**Your task:** Reproduce each line that includes the word "Bensin".

— start of Exercise inputs —

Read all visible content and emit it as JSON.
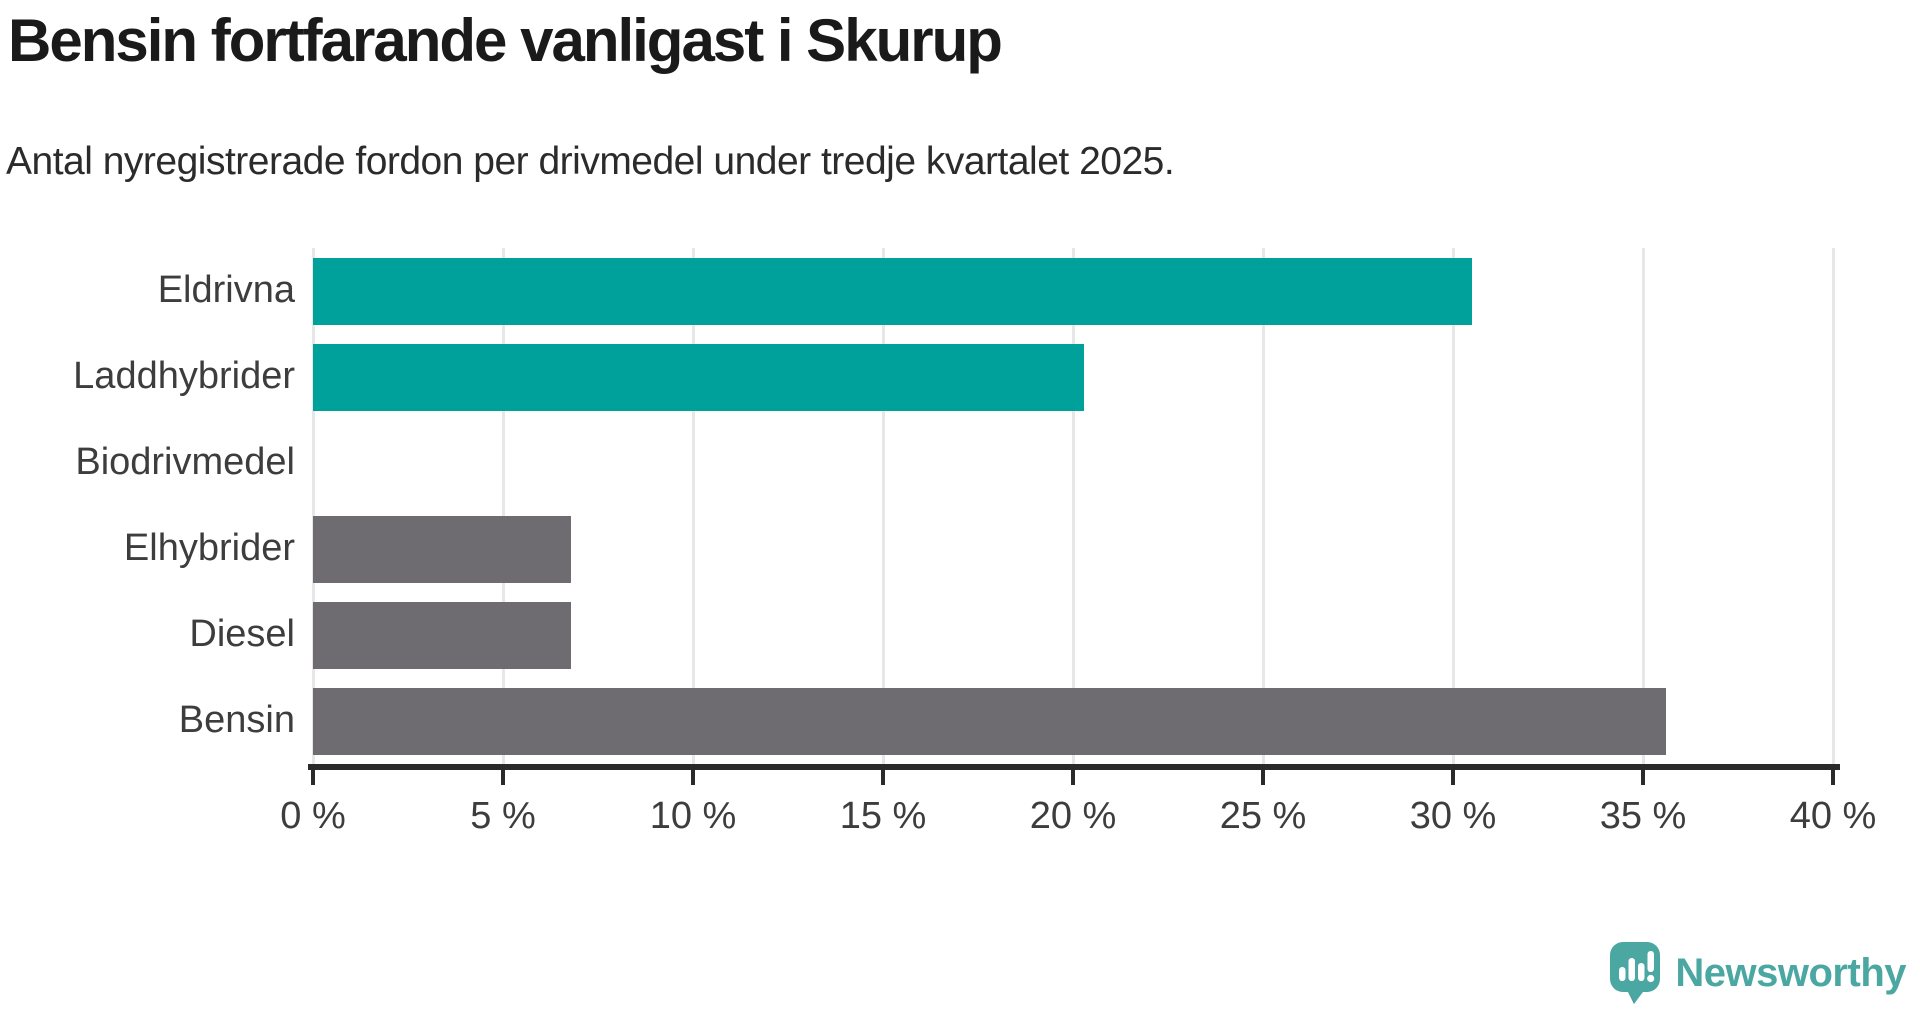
{
  "chart_data": {
    "type": "bar",
    "orientation": "horizontal",
    "title": "Bensin fortfarande vanligast i Skurup",
    "subtitle": "Antal nyregistrerade fordon per drivmedel under tredje kvartalet 2025.",
    "categories": [
      "Eldrivna",
      "Laddhybrider",
      "Biodrivmedel",
      "Elhybrider",
      "Diesel",
      "Bensin"
    ],
    "values": [
      30.5,
      20.3,
      0,
      6.8,
      6.8,
      35.6
    ],
    "unit": "%",
    "xlim": [
      0,
      40
    ],
    "x_ticks": [
      0,
      5,
      10,
      15,
      20,
      25,
      30,
      35,
      40
    ],
    "x_tick_labels": [
      "0 %",
      "5 %",
      "10 %",
      "15 %",
      "20 %",
      "25 %",
      "30 %",
      "35 %",
      "40 %"
    ],
    "bar_colors": [
      "#00a09b",
      "#00a09b",
      "#00a09b",
      "#6e6c71",
      "#6e6c71",
      "#6e6c71"
    ],
    "grid": true,
    "legend": "none"
  },
  "colors": {
    "teal_bar": "#00a09b",
    "gray_bar": "#6e6c71",
    "gridline": "#e7e7e7",
    "axis": "#2a2a2a",
    "text": "#3d3d3d",
    "logo_teal": "#4ba7a2",
    "logo_tail_shadow": "#3e8e8b"
  },
  "branding": {
    "name": "Newsworthy",
    "logo_icon": "speech-bubble-bar-chart-icon"
  }
}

— end of Exercise inputs —

**Result for this exercise:**
    "title": "Bensin fortfarande vanligast i Skurup",
      "Bensin"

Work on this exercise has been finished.